▶ Goal of the exercise
Each entry here needs to be set down again exactly, please; pictures are left out.

▶ Data listing
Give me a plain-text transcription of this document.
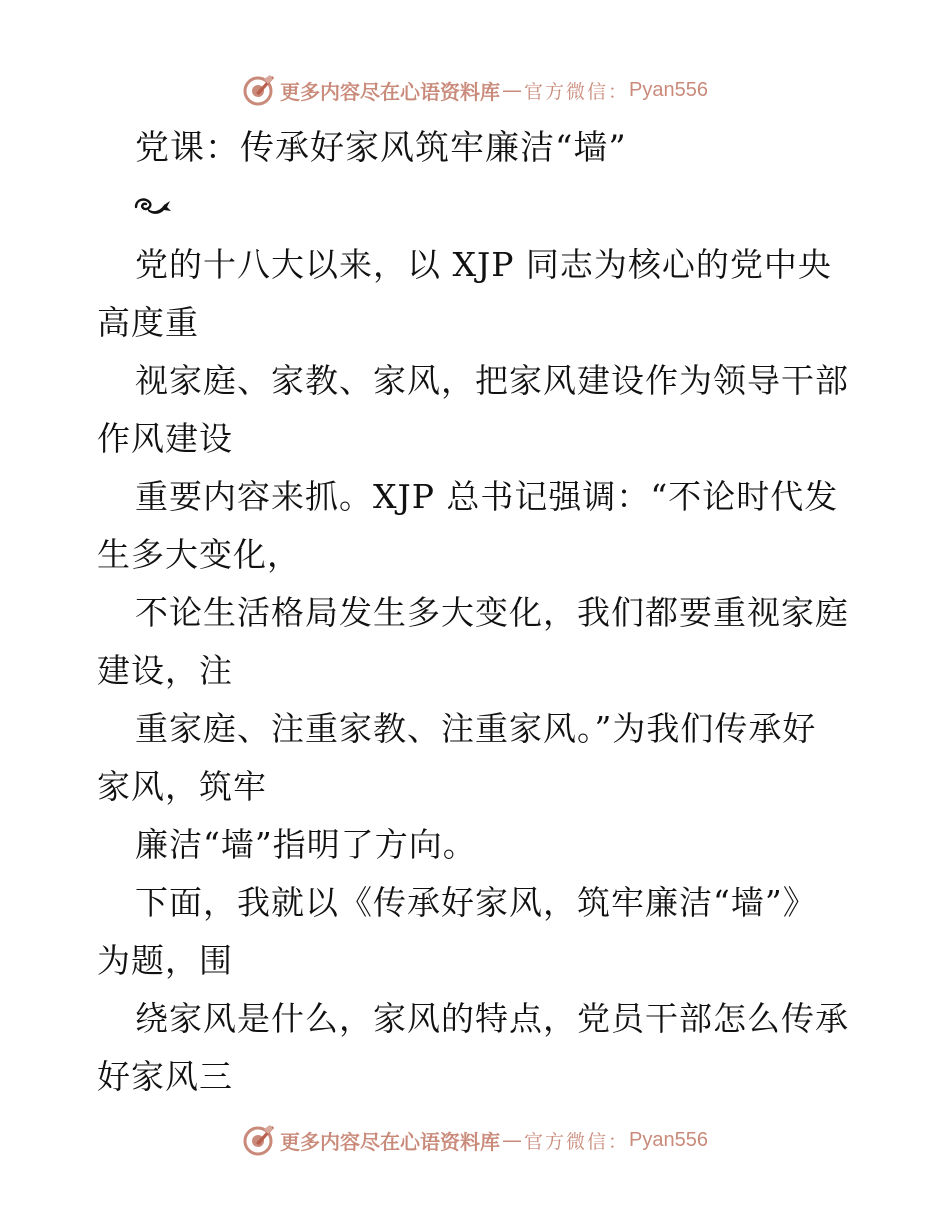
更多内容尽在心语资料库 — 官方微信： Pyan556
党课：传承好家风筑牢廉洁“墙”
党的十八大以来，以 XJP 同志为核心的党中央
高度重
视家庭、家教、家风，把家风建设作为领导干部
作风建设
重要内容来抓。XJP 总书记强调：“不论时代发
生多大变化，
不论生活格局发生多大变化，我们都要重视家庭
建设，注
重家庭、注重家教、注重家风。”为我们传承好
家风，筑牢
廉洁“墙”指明了方向。
下面，我就以《传承好家风，筑牢廉洁“墙”》
为题，围
绕家风是什么，家风的特点，党员干部怎么传承
好家风三
更多内容尽在心语资料库 — 官方微信： Pyan556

▶ Output for this exercise
Give me a plain-text transcription of this document.
更多内容尽在心语资料库 — 官方微信： Pyan556
党课：传承好家风筑牢廉洁“墙”
党的十八大以来，以 XJP 同志为核心的党中央
高度重
视家庭、家教、家风，把家风建设作为领导干部
作风建设
重要内容来抓。XJP 总书记强调：“不论时代发
生多大变化，
不论生活格局发生多大变化，我们都要重视家庭
建设，注
重家庭、注重家教、注重家风。”为我们传承好
家风，筑牢
廉洁“墙”指明了方向。
下面，我就以《传承好家风，筑牢廉洁“墙”》
为题，围
绕家风是什么，家风的特点，党员干部怎么传承
好家风三
更多内容尽在心语资料库 — 官方微信： Pyan556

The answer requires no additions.